— What is being asked —
Please copy out the stretch of lines below, from the line containing "484, 280, 500]" through the line containing "225, 176, 244]", with both of those lines included.

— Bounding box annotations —
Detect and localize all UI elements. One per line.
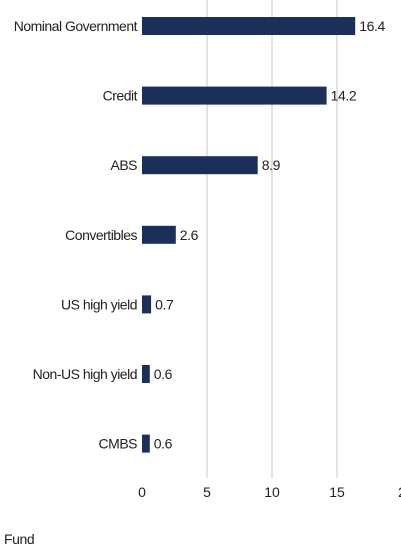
x-tick-label: 10	[264, 484, 280, 500]
value-labels: 16.4 14.2 8.9 2.6 0.7 0.6 0.6	[154, 18, 386, 452]
x-tick-label: 2	[398, 484, 401, 500]
category-label: Credit	[103, 88, 138, 104]
value-label: 16.4	[359, 18, 385, 34]
value-label: 14.2	[331, 88, 357, 104]
bar	[142, 225, 176, 244]
bar	[142, 156, 258, 175]
value-label: 8.9	[262, 157, 281, 173]
category-label: Non-US high yield	[33, 366, 137, 382]
bar	[142, 295, 152, 314]
category-labels: Nominal Government Credit ABS Convertibles U…	[14, 18, 138, 452]
value-label: 0.6	[154, 366, 173, 382]
value-label: 2.6	[180, 227, 199, 243]
category-label: Nominal Government	[14, 18, 138, 34]
category-label: Convertibles	[65, 227, 137, 243]
bar	[142, 434, 150, 453]
category-label: ABS	[110, 157, 137, 173]
x-tick-label: 15	[329, 484, 345, 500]
legend-label-fund: Fund	[4, 531, 35, 547]
value-label: 0.6	[154, 436, 173, 452]
x-tick-label: 0	[138, 484, 146, 500]
x-axis-ticks: 0 5 10 15 2	[138, 484, 401, 500]
bar	[142, 365, 150, 383]
bars	[142, 17, 356, 453]
category-label: US high yield	[61, 296, 137, 312]
category-label: CMBS	[99, 436, 138, 452]
x-tick-label: 5	[203, 484, 211, 500]
gridlines	[206, 0, 338, 478]
bar	[142, 86, 327, 105]
value-label: 0.7	[155, 296, 174, 312]
bar	[142, 17, 356, 35]
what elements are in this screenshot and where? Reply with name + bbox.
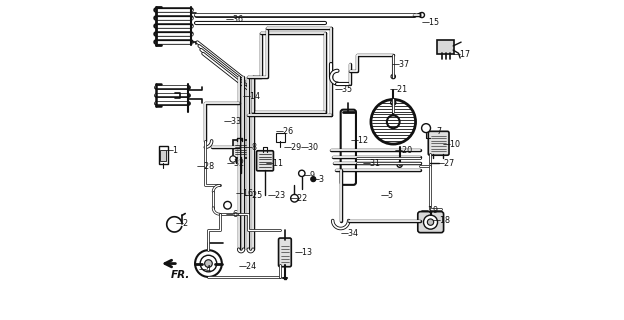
Text: —21: —21: [390, 85, 408, 94]
FancyBboxPatch shape: [256, 151, 273, 171]
Text: —18: —18: [433, 216, 451, 225]
FancyBboxPatch shape: [276, 133, 285, 141]
Text: —29: —29: [283, 143, 301, 152]
Circle shape: [311, 177, 316, 182]
Text: —37: —37: [392, 60, 410, 69]
Text: —26: —26: [275, 127, 293, 136]
FancyBboxPatch shape: [428, 131, 449, 155]
Circle shape: [205, 260, 212, 268]
Text: —27: —27: [436, 159, 454, 168]
Circle shape: [299, 170, 305, 177]
FancyBboxPatch shape: [158, 146, 168, 164]
Circle shape: [419, 12, 424, 18]
Circle shape: [427, 219, 434, 225]
Text: —14: —14: [243, 92, 261, 101]
Text: —10: —10: [442, 140, 461, 148]
Text: —17: —17: [452, 50, 470, 59]
Text: —6: —6: [226, 210, 239, 219]
Circle shape: [387, 116, 399, 128]
Text: —11: —11: [266, 159, 284, 168]
FancyBboxPatch shape: [160, 150, 166, 161]
Text: —30: —30: [301, 143, 319, 152]
Text: —7: —7: [430, 127, 443, 136]
Text: —20: —20: [395, 146, 413, 155]
Text: —5: —5: [381, 190, 394, 200]
Text: —13: —13: [295, 248, 313, 257]
Circle shape: [195, 250, 222, 277]
Circle shape: [224, 201, 232, 209]
Text: —23: —23: [268, 190, 286, 200]
FancyBboxPatch shape: [341, 110, 356, 185]
FancyBboxPatch shape: [278, 238, 291, 267]
Text: —25: —25: [245, 190, 263, 200]
Text: —35: —35: [335, 85, 353, 94]
Circle shape: [200, 255, 217, 272]
Circle shape: [397, 162, 402, 167]
Circle shape: [230, 156, 236, 162]
Text: —9: —9: [303, 172, 316, 180]
Text: —33: —33: [223, 117, 241, 126]
Text: —15: —15: [422, 19, 440, 28]
Text: —28: —28: [197, 162, 215, 171]
Text: —4: —4: [199, 265, 212, 275]
Text: —3: —3: [312, 175, 325, 184]
Circle shape: [391, 100, 396, 105]
Text: —34: —34: [341, 229, 359, 238]
Text: —31: —31: [363, 159, 381, 168]
Text: —1: —1: [165, 146, 178, 155]
FancyBboxPatch shape: [233, 140, 248, 158]
Text: —2: —2: [175, 219, 188, 228]
Circle shape: [391, 74, 396, 79]
Text: —16: —16: [235, 189, 253, 198]
Text: —19: —19: [421, 206, 439, 215]
Text: —36: —36: [225, 15, 243, 24]
Circle shape: [422, 124, 431, 132]
Circle shape: [424, 215, 437, 229]
Text: —32: —32: [227, 159, 245, 168]
Text: —12: —12: [350, 136, 368, 145]
Text: FR.: FR.: [171, 270, 190, 280]
Text: —24: —24: [239, 262, 257, 271]
Circle shape: [291, 195, 298, 202]
Circle shape: [371, 100, 416, 144]
Text: —22: —22: [290, 194, 308, 203]
FancyBboxPatch shape: [418, 212, 444, 233]
FancyBboxPatch shape: [437, 40, 454, 54]
Text: —8: —8: [245, 143, 258, 152]
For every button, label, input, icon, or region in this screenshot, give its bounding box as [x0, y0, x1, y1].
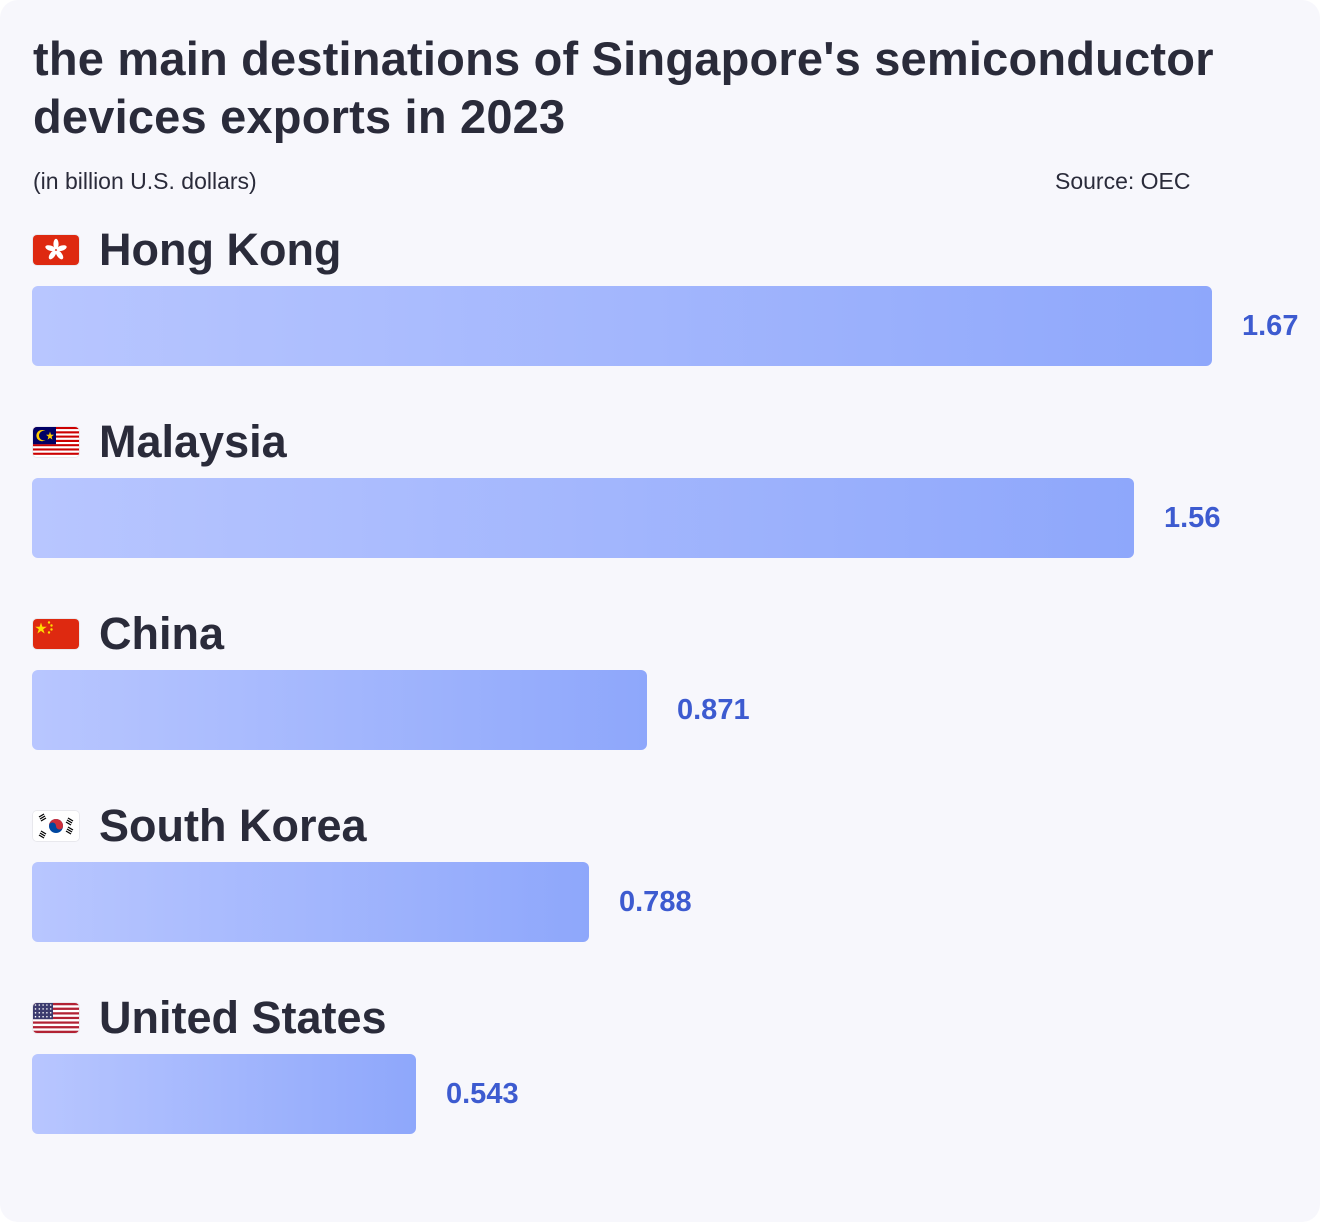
malaysia-flag-icon: [33, 427, 79, 457]
chart-source: Source: OEC: [1055, 168, 1191, 194]
bar-row: South Korea 0.788: [0, 796, 1320, 966]
category-name: China: [99, 608, 225, 659]
bar: [32, 478, 1134, 558]
data-label: 0.543: [446, 1078, 519, 1110]
category-name: Hong Kong: [99, 224, 342, 275]
bar-row: China 0.871: [0, 604, 1320, 774]
data-label: 0.788: [619, 886, 692, 918]
category-label: Hong Kong: [33, 220, 341, 280]
category-label: United States: [33, 988, 387, 1048]
bar-row: United States 0.543: [0, 988, 1320, 1158]
bar: [32, 670, 647, 750]
chart-title: the main destinations of Singapore's sem…: [33, 32, 1214, 143]
bar: [32, 1054, 416, 1134]
category-label: Malaysia: [33, 412, 287, 472]
hong-kong-flag-icon: [33, 235, 79, 265]
category-name: South Korea: [99, 800, 367, 851]
bar: [32, 286, 1212, 366]
bar: [32, 862, 589, 942]
south-korea-flag-icon: [33, 811, 79, 841]
data-label: 0.871: [677, 694, 750, 726]
data-label: 1.67: [1242, 310, 1299, 342]
united-states-flag-icon: [33, 1003, 79, 1033]
data-label: 1.56: [1164, 502, 1221, 534]
category-label: China: [33, 604, 224, 664]
bar-row: Hong Kong 1.67: [0, 220, 1320, 390]
bar-row: Malaysia 1.56: [0, 412, 1320, 582]
category-name: United States: [99, 992, 387, 1043]
chart-subtitle: (in billion U.S. dollars): [33, 168, 257, 194]
category-label: South Korea: [33, 796, 367, 856]
category-name: Malaysia: [99, 416, 287, 467]
china-flag-icon: [33, 619, 79, 649]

— Answer in full —
x-tick-label: 10	[264, 484, 280, 500]
value-labels: 16.4 14.2 8.9 2.6 0.7 0.6 0.6	[154, 18, 386, 452]
x-tick-label: 2	[398, 484, 401, 500]
category-label: Credit	[103, 88, 138, 104]
value-label: 16.4	[359, 18, 385, 34]
value-label: 14.2	[331, 88, 357, 104]
bar	[142, 225, 176, 244]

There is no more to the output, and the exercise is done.